Records:
--- Begin ---

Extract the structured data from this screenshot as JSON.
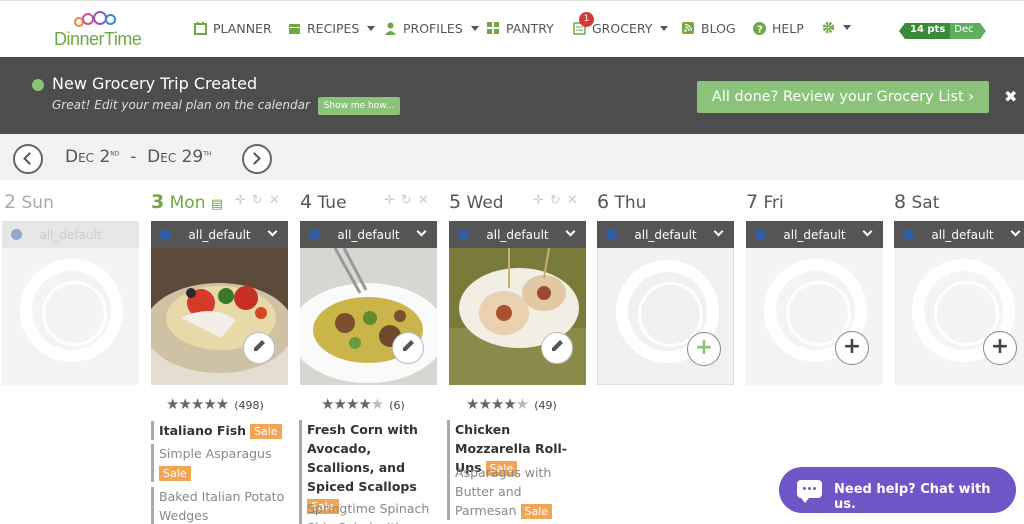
{
  "app": {
    "logo_text": "DinnerTime"
  },
  "nav": {
    "planner": "PLANNER",
    "recipes": "RECIPES",
    "profiles": "PROFILES",
    "pantry": "PANTRY",
    "grocery": "GROCERY",
    "grocery_badge": "1",
    "blog": "BLOG",
    "help": "HELP",
    "points": "14 pts",
    "points_month": "Dec"
  },
  "banner": {
    "title": "New Grocery Trip Created",
    "subtitle": "Great! Edit your meal plan on the calendar",
    "show_me": "Show me how...",
    "review": "All done? Review your Grocery List ›",
    "close": "✖"
  },
  "dates": {
    "start": "Dec 2",
    "start_suffix": "nd",
    "separator": "-",
    "end": "Dec 29",
    "end_suffix": "th"
  },
  "days": [
    {
      "num": "2",
      "name": "Sun",
      "profile": "all_default"
    },
    {
      "num": "3",
      "name": "Mon",
      "profile": "all_default"
    },
    {
      "num": "4",
      "name": "Tue",
      "profile": "all_default"
    },
    {
      "num": "5",
      "name": "Wed",
      "profile": "all_default"
    },
    {
      "num": "6",
      "name": "Thu",
      "profile": "all_default"
    },
    {
      "num": "7",
      "name": "Fri",
      "profile": "all_default"
    },
    {
      "num": "8",
      "name": "Sat",
      "profile": "all_default"
    }
  ],
  "meals": {
    "mon": {
      "rating_count": "(498)",
      "main": "Italiano Fish",
      "side1": "Simple Asparagus",
      "side2": "Baked Italian Potato Wedges"
    },
    "tue": {
      "rating_count": "(6)",
      "main": "Fresh Corn with Avocado, Scallions, and Spiced Scallops",
      "side1": "Springtime Spinach Side Salad with"
    },
    "wed": {
      "rating_count": "(49)",
      "main": "Chicken Mozzarella Roll-Ups",
      "side1": "Asparagus with Butter and Parmesan"
    }
  },
  "sale_label": "Sale",
  "chat": {
    "label": "Need help? Chat with us."
  },
  "colors": {
    "brand_green": "#8cc37a",
    "banner_bg": "#4d4d4d",
    "sale": "#f2a654",
    "chat": "#6f56c7"
  }
}
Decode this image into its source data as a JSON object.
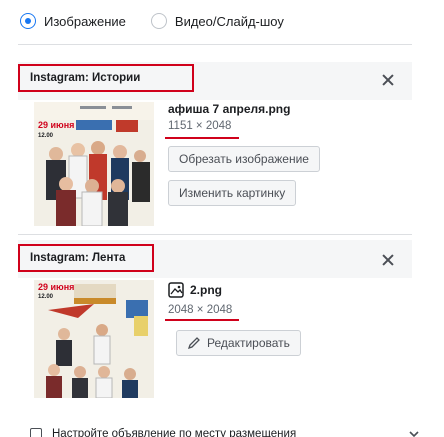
{
  "format": {
    "options": [
      {
        "label": "Изображение",
        "selected": true
      },
      {
        "label": "Видео/Слайд-шоу",
        "selected": false
      }
    ]
  },
  "placements": [
    {
      "title": "Instagram: Истории",
      "filename": "афиша 7 апреля.png",
      "dimensions": "1151 × 2048",
      "buttons": [
        "Обрезать изображение",
        "Изменить картинку"
      ],
      "poster_text": [
        "29 июня",
        "12.00"
      ]
    },
    {
      "title": "Instagram: Лента",
      "filename": "2.png",
      "dimensions": "2048 × 2048",
      "buttons": [
        "Редактировать"
      ],
      "poster_text": [
        "29 июня",
        "12.00"
      ]
    }
  ],
  "footer": {
    "label": "Настройте объявление по месту размещения"
  },
  "colors": {
    "accent": "#1877f2",
    "highlight": "#d0011b"
  }
}
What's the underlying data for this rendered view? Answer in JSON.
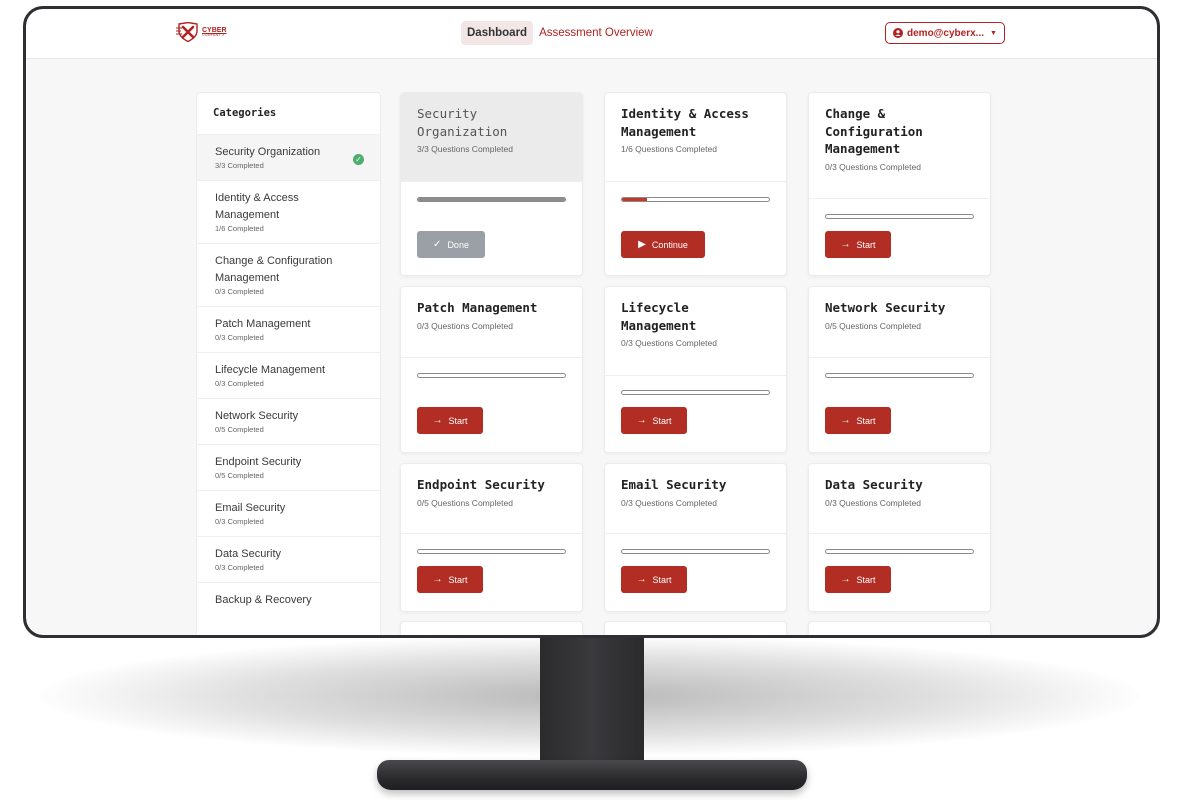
{
  "header": {
    "logo_line1": "CYBER",
    "logo_line2": "COMPANY X",
    "nav": [
      {
        "label": "Dashboard",
        "active": true
      },
      {
        "label": "Assessment Overview",
        "active": false
      }
    ],
    "user": "demo@cyberx..."
  },
  "sidebar": {
    "title": "Categories",
    "items": [
      {
        "name": "Security Organization",
        "progress": "3/3 Completed",
        "active": true,
        "complete": true
      },
      {
        "name": "Identity & Access Management",
        "progress": "1/6 Completed"
      },
      {
        "name": "Change & Configuration Management",
        "progress": "0/3 Completed"
      },
      {
        "name": "Patch Management",
        "progress": "0/3 Completed"
      },
      {
        "name": "Lifecycle Management",
        "progress": "0/3 Completed"
      },
      {
        "name": "Network Security",
        "progress": "0/5 Completed"
      },
      {
        "name": "Endpoint Security",
        "progress": "0/5 Completed"
      },
      {
        "name": "Email Security",
        "progress": "0/3 Completed"
      },
      {
        "name": "Data Security",
        "progress": "0/3 Completed"
      },
      {
        "name": "Backup & Recovery",
        "progress": ""
      }
    ]
  },
  "cards": [
    {
      "title": "Security Organization",
      "status": "3/3 Questions Completed",
      "progress": 1.0,
      "button": "Done",
      "state": "done"
    },
    {
      "title": "Identity & Access Management",
      "status": "1/6 Questions Completed",
      "progress": 0.1667,
      "button": "Continue",
      "state": "continue"
    },
    {
      "title": "Change & Configuration Management",
      "status": "0/3 Questions Completed",
      "progress": 0,
      "button": "Start",
      "state": "start"
    },
    {
      "title": "Patch Management",
      "status": "0/3 Questions Completed",
      "progress": 0,
      "button": "Start",
      "state": "start"
    },
    {
      "title": "Lifecycle Management",
      "status": "0/3 Questions Completed",
      "progress": 0,
      "button": "Start",
      "state": "start"
    },
    {
      "title": "Network Security",
      "status": "0/5 Questions Completed",
      "progress": 0,
      "button": "Start",
      "state": "start"
    },
    {
      "title": "Endpoint Security",
      "status": "0/5 Questions Completed",
      "progress": 0,
      "button": "Start",
      "state": "start"
    },
    {
      "title": "Email Security",
      "status": "0/3 Questions Completed",
      "progress": 0,
      "button": "Start",
      "state": "start"
    },
    {
      "title": "Data Security",
      "status": "0/3 Questions Completed",
      "progress": 0,
      "button": "Start",
      "state": "start"
    }
  ],
  "colors": {
    "accent": "#b22e25",
    "done": "#9aa0a6",
    "complete_check": "#4caf6d"
  }
}
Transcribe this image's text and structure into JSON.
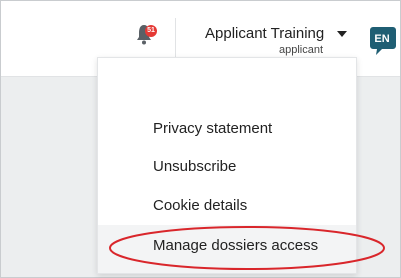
{
  "header": {
    "notification_count": "51",
    "user_name": "Applicant Training",
    "user_role": "applicant",
    "language": "EN"
  },
  "menu": {
    "items": [
      {
        "label": "Privacy statement"
      },
      {
        "label": "Unsubscribe"
      },
      {
        "label": "Cookie details"
      },
      {
        "label": "Manage dossiers access"
      }
    ]
  },
  "colors": {
    "badge": "#e53935",
    "language_badge": "#1f5e73",
    "highlight_ellipse": "#d9262b"
  },
  "icons": [
    "bell-icon",
    "caret-down-icon",
    "language-icon"
  ]
}
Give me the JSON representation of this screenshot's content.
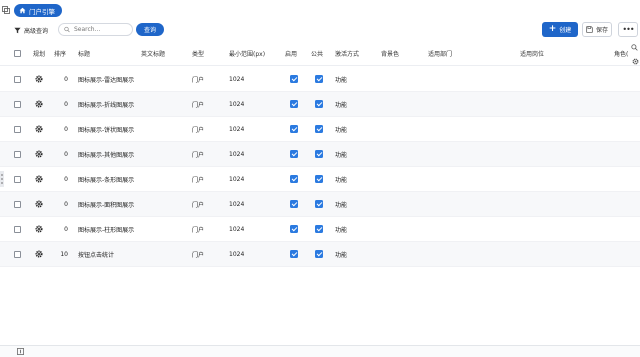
{
  "breadcrumb": {
    "label": "门户引擎"
  },
  "toolbar": {
    "advanced_query_label": "高级查询",
    "search_placeholder": "Search...",
    "search_button_label": "查询",
    "create_label": "创建",
    "save_label": "保存",
    "more_label": "•••"
  },
  "table": {
    "columns": [
      "规划",
      "排序",
      "标题",
      "英文标题",
      "类型",
      "最小范围(px)",
      "启用",
      "公共",
      "激活方式",
      "背景色",
      "适用部门",
      "适用岗位",
      "角色("
    ],
    "rows": [
      {
        "order": "0",
        "title": "图标展示-雷达图展示",
        "type": "门户",
        "min_width": "1024",
        "enabled": true,
        "public": true,
        "activation": "功能"
      },
      {
        "order": "0",
        "title": "图标展示-折线图展示",
        "type": "门户",
        "min_width": "1024",
        "enabled": true,
        "public": true,
        "activation": "功能"
      },
      {
        "order": "0",
        "title": "图标展示-饼状图展示",
        "type": "门户",
        "min_width": "1024",
        "enabled": true,
        "public": true,
        "activation": "功能"
      },
      {
        "order": "0",
        "title": "图标展示-其他图展示",
        "type": "门户",
        "min_width": "1024",
        "enabled": true,
        "public": true,
        "activation": "功能"
      },
      {
        "order": "0",
        "title": "图标展示-条形图展示",
        "type": "门户",
        "min_width": "1024",
        "enabled": true,
        "public": true,
        "activation": "功能"
      },
      {
        "order": "0",
        "title": "图标展示-面积图展示",
        "type": "门户",
        "min_width": "1024",
        "enabled": true,
        "public": true,
        "activation": "功能"
      },
      {
        "order": "0",
        "title": "图标展示-柱形图展示",
        "type": "门户",
        "min_width": "1024",
        "enabled": true,
        "public": true,
        "activation": "功能"
      },
      {
        "order": "10",
        "title": "按钮点击统计",
        "type": "门户",
        "min_width": "1024",
        "enabled": true,
        "public": true,
        "activation": "功能"
      }
    ]
  },
  "colors": {
    "accent": "#1f66c9",
    "check": "#2b7ae0"
  }
}
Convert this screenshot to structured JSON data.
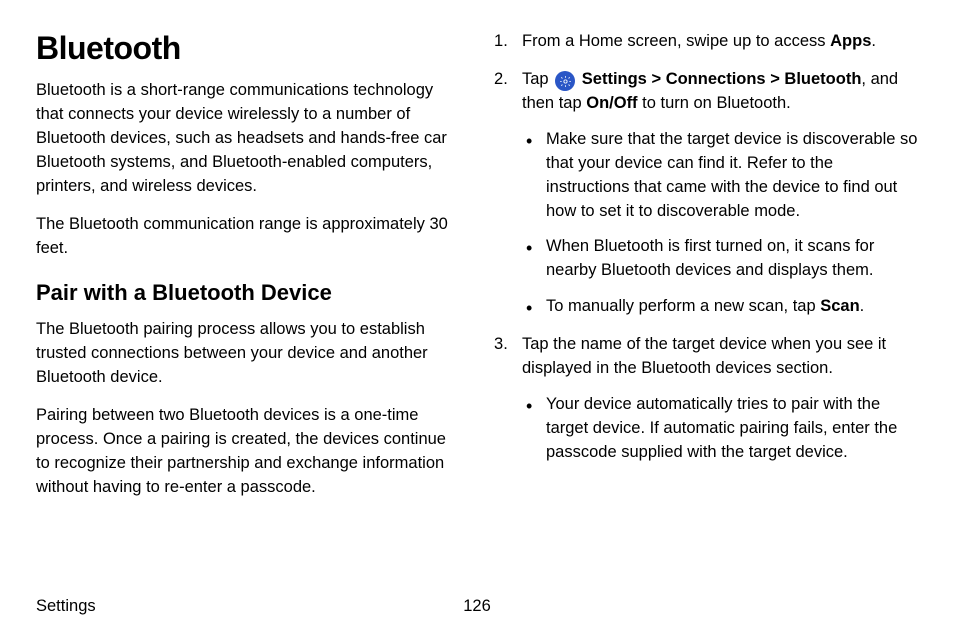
{
  "left": {
    "h1": "Bluetooth",
    "p1": "Bluetooth is a short-range communications technology that connects your device wirelessly to a number of Bluetooth devices, such as headsets and hands-free car Bluetooth systems, and Bluetooth-enabled computers, printers, and wireless devices.",
    "p2": "The Bluetooth communication range is approximately 30 feet.",
    "h2": "Pair with a Bluetooth Device",
    "p3": "The Bluetooth pairing process allows you to establish trusted connections between your device and another Bluetooth device.",
    "p4": "Pairing between two Bluetooth devices is a one-time process. Once a pairing is created, the devices continue to recognize their partnership and exchange information without having to re-enter a passcode."
  },
  "right": {
    "step1_prefix": "From a Home screen, swipe up to access ",
    "step1_bold": "Apps",
    "step1_suffix": ".",
    "step2_a": "Tap ",
    "step2_settings": " Settings",
    "step2_sep1": " > ",
    "step2_conn": "Connections",
    "step2_sep2": " > ",
    "step2_bt": "Bluetooth",
    "step2_b": ", and then tap ",
    "step2_onoff": "On/Off",
    "step2_c": " to turn on Bluetooth.",
    "step2_bullets": {
      "b1": "Make sure that the target device is discoverable so that your device can find it. Refer to the instructions that came with the device to find out how to set it to discoverable mode.",
      "b2": "When Bluetooth is first turned on, it scans for nearby Bluetooth devices and displays them.",
      "b3_prefix": "To manually perform a new scan, tap ",
      "b3_bold": "Scan",
      "b3_suffix": "."
    },
    "step3": "Tap the name of the target device when you see it displayed in the Bluetooth devices section.",
    "step3_bullets": {
      "b1": "Your device automatically tries to pair with the target device. If automatic pairing fails, enter the passcode supplied with the target device."
    }
  },
  "footer": {
    "section": "Settings",
    "page": "126"
  }
}
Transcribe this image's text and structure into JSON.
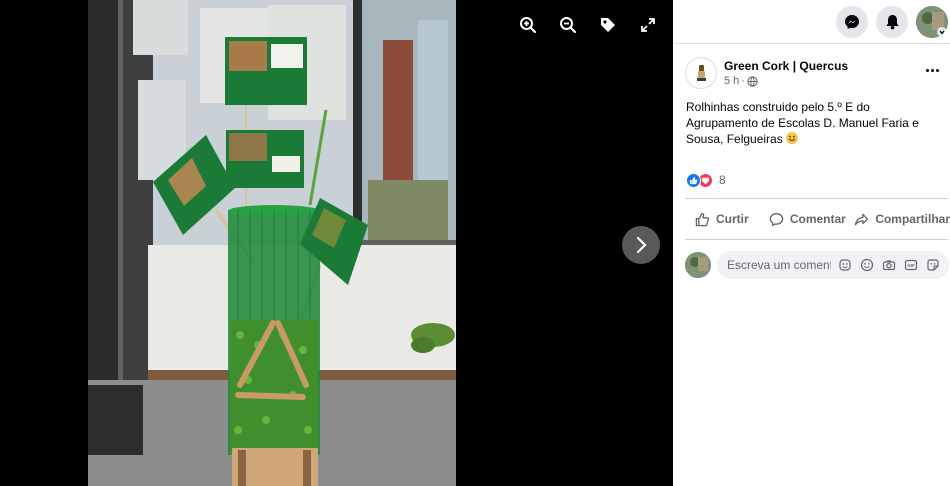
{
  "viewer": {
    "tools": [
      {
        "name": "zoom-in-icon"
      },
      {
        "name": "zoom-out-icon"
      },
      {
        "name": "tag-icon"
      },
      {
        "name": "fullscreen-icon"
      }
    ],
    "next_icon": "chevron-right-icon"
  },
  "topbar": {
    "messenger_icon": "messenger-icon",
    "notifications_icon": "bell-icon",
    "account_icon": "avatar"
  },
  "post": {
    "page_name": "Green Cork | Quercus",
    "time": "5 h",
    "separator": "·",
    "audience_icon": "globe-icon",
    "text": "Rolhinhas construido pelo 5.º E do Agrupamento de Escolas D. Manuel Faria e Sousa, Felgueiras",
    "reaction_count": "8",
    "actions": {
      "like": "Curtir",
      "comment": "Comentar",
      "share": "Compartilhar"
    },
    "comment_placeholder": "Escreva um comentário..."
  },
  "colors": {
    "accent": "#1877f2",
    "love": "#f33e58",
    "secondary_text": "#65676b"
  }
}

--- End ---

• Short problem: Among the lines of the data, identify those with the word "pairing". Copy each of them.

• The output:
    "p3": "The Bluetooth pairing process allows you to establish trusted connections between your device and another Bluetooth device.",
    "p4": "Pairing between two Bluetooth devices is a one-time process. Once a pairing is created, the devices continue to recognize their partnership and exchange information without having to re-enter a passcode."
      "b1": "Your device automatically tries to pair with the target device. If automatic pairing fails, enter the passcode supplied with the target device."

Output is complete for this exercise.